» **Activity**
With images excluded, write out each entry below exactly as given.

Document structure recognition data

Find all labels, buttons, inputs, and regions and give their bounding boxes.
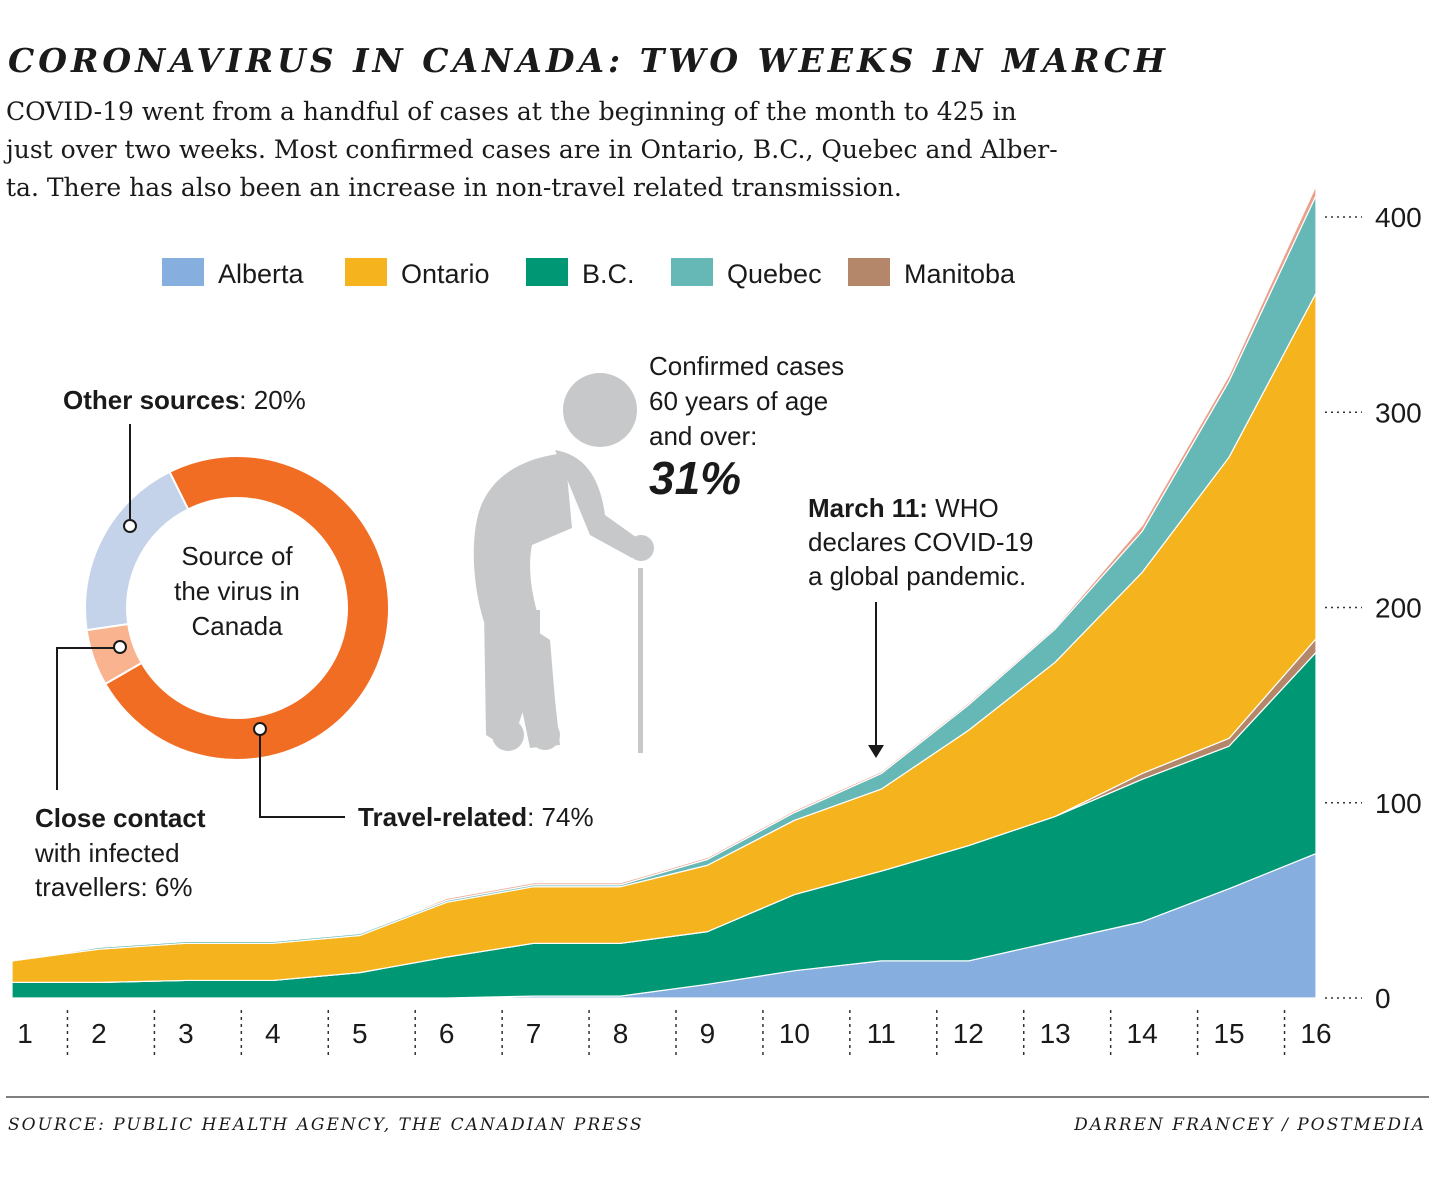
donut-label-other-bold: Other sources: [63, 385, 239, 415]
legend-label-b-c: B.C.: [582, 259, 635, 289]
age-callout-line: and over:: [649, 421, 757, 451]
legend-label-ontario: Ontario: [401, 259, 490, 289]
donut-slice-other-sources: [84, 470, 190, 632]
area-chart: [11, 185, 1317, 999]
subtitle-line-2: just over two weeks. Most confirmed case…: [3, 135, 1058, 164]
y-tick-label: 400: [1375, 202, 1422, 233]
donut-leader-dots: [113, 519, 267, 736]
legend-swatch-manitoba: [848, 258, 890, 286]
walking-cane-icon: [638, 568, 643, 753]
x-axis: 1 2 3 4 5 6 7 8 9 10 11 12 13 14 15 16: [17, 1010, 1332, 1058]
x-tick-label: 3: [178, 1018, 194, 1049]
donut-center-line: the virus in: [174, 576, 300, 606]
page-title: CORONAVIRUS IN CANADA: TWO WEEKS IN MARC…: [8, 41, 1169, 80]
legend-swatch-ontario: [345, 258, 387, 286]
x-tick-label: 6: [439, 1018, 455, 1049]
annotation-rest: WHO: [928, 493, 999, 523]
x-tick-label: 5: [352, 1018, 368, 1049]
annotation-line: March 11: WHO: [808, 493, 999, 523]
x-tick-label: 9: [700, 1018, 716, 1049]
annotation-line: a global pandemic.: [808, 561, 1026, 591]
x-tick-label: 15: [1213, 1018, 1244, 1049]
y-axis: 0 100 200 300 400: [1325, 202, 1422, 1014]
donut-label-contact-line: with infected: [34, 838, 180, 868]
donut-center-line: Canada: [191, 611, 283, 641]
legend: Alberta Ontario B.C. Quebec Manitoba: [162, 258, 1016, 289]
leader-line-travel: [259, 730, 345, 818]
elderly-person-icon: [473, 373, 654, 751]
donut-label-travel-rest: : 74%: [527, 802, 594, 832]
donut-chart: [84, 455, 390, 761]
leader-line-contact: [56, 647, 120, 790]
area-series-other: [11, 185, 1317, 962]
x-tick-label: 1: [17, 1018, 33, 1049]
legend-label-quebec: Quebec: [727, 259, 822, 289]
donut-label-contact-line: travellers: 6%: [35, 872, 193, 902]
legend-label-manitoba: Manitoba: [904, 259, 1016, 289]
x-tick-label: 7: [526, 1018, 542, 1049]
y-tick-label: 0: [1375, 983, 1391, 1014]
legend-swatch-b-c: [526, 258, 568, 286]
x-tick-label: 16: [1300, 1018, 1331, 1049]
leader-dot-travel: [253, 722, 267, 736]
donut-label-contact-bold: Close contact: [35, 803, 206, 833]
legend-swatch-quebec: [671, 258, 713, 286]
x-tick-label: 4: [265, 1018, 281, 1049]
x-tick-label: 8: [613, 1018, 629, 1049]
age-callout-value: 31%: [649, 452, 741, 504]
footer-credit: DARREN FRANCEY / POSTMEDIA: [1073, 1115, 1426, 1135]
age-callout-line: 60 years of age: [649, 386, 828, 416]
subtitle-line-1: COVID-19 went from a handful of cases at…: [6, 97, 1017, 126]
y-tick-label: 200: [1375, 593, 1422, 624]
x-tick-label: 10: [779, 1018, 810, 1049]
donut-center-label: Source of the virus in Canada: [174, 541, 300, 641]
leader-dot-contact: [113, 640, 127, 654]
donut-slice-travel-related: [103, 455, 390, 761]
x-tick-label: 2: [91, 1018, 107, 1049]
x-tick-label: 12: [953, 1018, 984, 1049]
donut-leader-lines: [56, 424, 345, 818]
y-tick-label: 300: [1375, 397, 1422, 428]
footer-source: SOURCE: PUBLIC HEALTH AGENCY, THE CANADI…: [8, 1115, 644, 1135]
donut-center-line: Source of: [181, 541, 293, 571]
leader-dot-other: [123, 519, 137, 533]
donut-label-other-rest: : 20%: [239, 385, 306, 415]
x-tick-label: 14: [1127, 1018, 1158, 1049]
y-tick-label: 100: [1375, 788, 1422, 819]
annotation-line: declares COVID-19: [808, 527, 1033, 557]
annotation-bold: March 11:: [808, 493, 928, 523]
x-tick-label: 11: [867, 1018, 896, 1049]
legend-swatch-alberta: [162, 258, 204, 286]
annotation-arrow-head: [868, 745, 884, 758]
donut-label-travel-bold: Travel-related: [358, 802, 527, 832]
donut-label-other: Other sources: 20%: [63, 385, 306, 415]
age-callout-line: Confirmed cases: [649, 351, 844, 381]
donut-label-travel: Travel-related: 74%: [358, 802, 594, 832]
x-tick-label: 13: [1040, 1018, 1071, 1049]
legend-label-alberta: Alberta: [218, 259, 305, 289]
subtitle-line-3: ta. There has also been an increase in n…: [6, 173, 902, 202]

» **Written reply**
Find all labels, buttons, inputs, and regions and give their bounding boxes.
donut-label-other-bold: Other sources: [63, 385, 239, 415]
legend-label-b-c: B.C.: [582, 259, 635, 289]
age-callout-line: and over:: [649, 421, 757, 451]
legend-label-ontario: Ontario: [401, 259, 490, 289]
donut-slice-other-sources: [84, 470, 190, 632]
area-chart: [11, 185, 1317, 999]
subtitle-line-2: just over two weeks. Most confirmed case…: [3, 135, 1058, 164]
y-tick-label: 400: [1375, 202, 1422, 233]
donut-leader-dots: [113, 519, 267, 736]
legend-swatch-manitoba: [848, 258, 890, 286]
walking-cane-icon: [638, 568, 643, 753]
x-axis: 1 2 3 4 5 6 7 8 9 10 11 12 13 14 15 16: [17, 1010, 1332, 1058]
x-tick-label: 3: [178, 1018, 194, 1049]
donut-center-line: the virus in: [174, 576, 300, 606]
page-title: CORONAVIRUS IN CANADA: TWO WEEKS IN MARC…: [8, 41, 1169, 80]
legend-swatch-ontario: [345, 258, 387, 286]
x-tick-label: 6: [439, 1018, 455, 1049]
annotation-rest: WHO: [928, 493, 999, 523]
x-tick-label: 5: [352, 1018, 368, 1049]
annotation-line: March 11: WHO: [808, 493, 999, 523]
x-tick-label: 9: [700, 1018, 716, 1049]
annotation-line: a global pandemic.: [808, 561, 1026, 591]
x-tick-label: 15: [1213, 1018, 1244, 1049]
y-axis: 0 100 200 300 400: [1325, 202, 1422, 1014]
donut-label-contact-line: with infected: [34, 838, 180, 868]
donut-center-line: Canada: [191, 611, 283, 641]
legend: Alberta Ontario B.C. Quebec Manitoba: [162, 258, 1016, 289]
leader-line-travel: [259, 730, 345, 818]
elderly-person-icon: [473, 373, 654, 751]
donut-label-travel-rest: : 74%: [527, 802, 594, 832]
donut-chart: [84, 455, 390, 761]
leader-line-contact: [56, 647, 120, 790]
area-series-other: [11, 185, 1317, 962]
x-tick-label: 1: [17, 1018, 33, 1049]
legend-label-quebec: Quebec: [727, 259, 822, 289]
donut-label-contact-line: travellers: 6%: [35, 872, 193, 902]
legend-label-manitoba: Manitoba: [904, 259, 1016, 289]
x-tick-label: 7: [526, 1018, 542, 1049]
y-tick-label: 0: [1375, 983, 1391, 1014]
legend-swatch-b-c: [526, 258, 568, 286]
x-tick-label: 16: [1300, 1018, 1331, 1049]
leader-dot-travel: [253, 722, 267, 736]
donut-label-contact-bold: Close contact: [35, 803, 206, 833]
legend-swatch-quebec: [671, 258, 713, 286]
x-tick-label: 4: [265, 1018, 281, 1049]
x-tick-label: 8: [613, 1018, 629, 1049]
age-callout-value: 31%: [649, 452, 741, 504]
footer-credit: DARREN FRANCEY / POSTMEDIA: [1073, 1115, 1426, 1135]
age-callout-line: 60 years of age: [649, 386, 828, 416]
subtitle-line-1: COVID-19 went from a handful of cases at…: [6, 97, 1017, 126]
y-tick-label: 200: [1375, 593, 1422, 624]
x-tick-label: 10: [779, 1018, 810, 1049]
donut-center-label: Source of the virus in Canada: [174, 541, 300, 641]
leader-dot-contact: [113, 640, 127, 654]
donut-slice-travel-related: [103, 455, 390, 761]
x-tick-label: 2: [91, 1018, 107, 1049]
x-tick-label: 12: [953, 1018, 984, 1049]
donut-leader-lines: [56, 424, 345, 818]
y-tick-label: 300: [1375, 397, 1422, 428]
footer-source: SOURCE: PUBLIC HEALTH AGENCY, THE CANADI…: [8, 1115, 644, 1135]
donut-center-line: Source of: [181, 541, 293, 571]
leader-dot-other: [123, 519, 137, 533]
donut-label-other-rest: : 20%: [239, 385, 306, 415]
x-tick-label: 14: [1127, 1018, 1158, 1049]
y-tick-label: 100: [1375, 788, 1422, 819]
annotation-line: declares COVID-19: [808, 527, 1033, 557]
annotation-bold: March 11:: [808, 493, 928, 523]
x-tick-label: 11: [867, 1018, 896, 1049]
legend-swatch-alberta: [162, 258, 204, 286]
annotation-arrow-head: [868, 745, 884, 758]
donut-label-travel-bold: Travel-related: [358, 802, 527, 832]
donut-label-other: Other sources: 20%: [63, 385, 306, 415]
age-callout-line: Confirmed cases: [649, 351, 844, 381]
donut-label-travel: Travel-related: 74%: [358, 802, 594, 832]
x-tick-label: 13: [1040, 1018, 1071, 1049]
legend-label-alberta: Alberta: [218, 259, 305, 289]
subtitle-line-3: ta. There has also been an increase in n…: [6, 173, 902, 202]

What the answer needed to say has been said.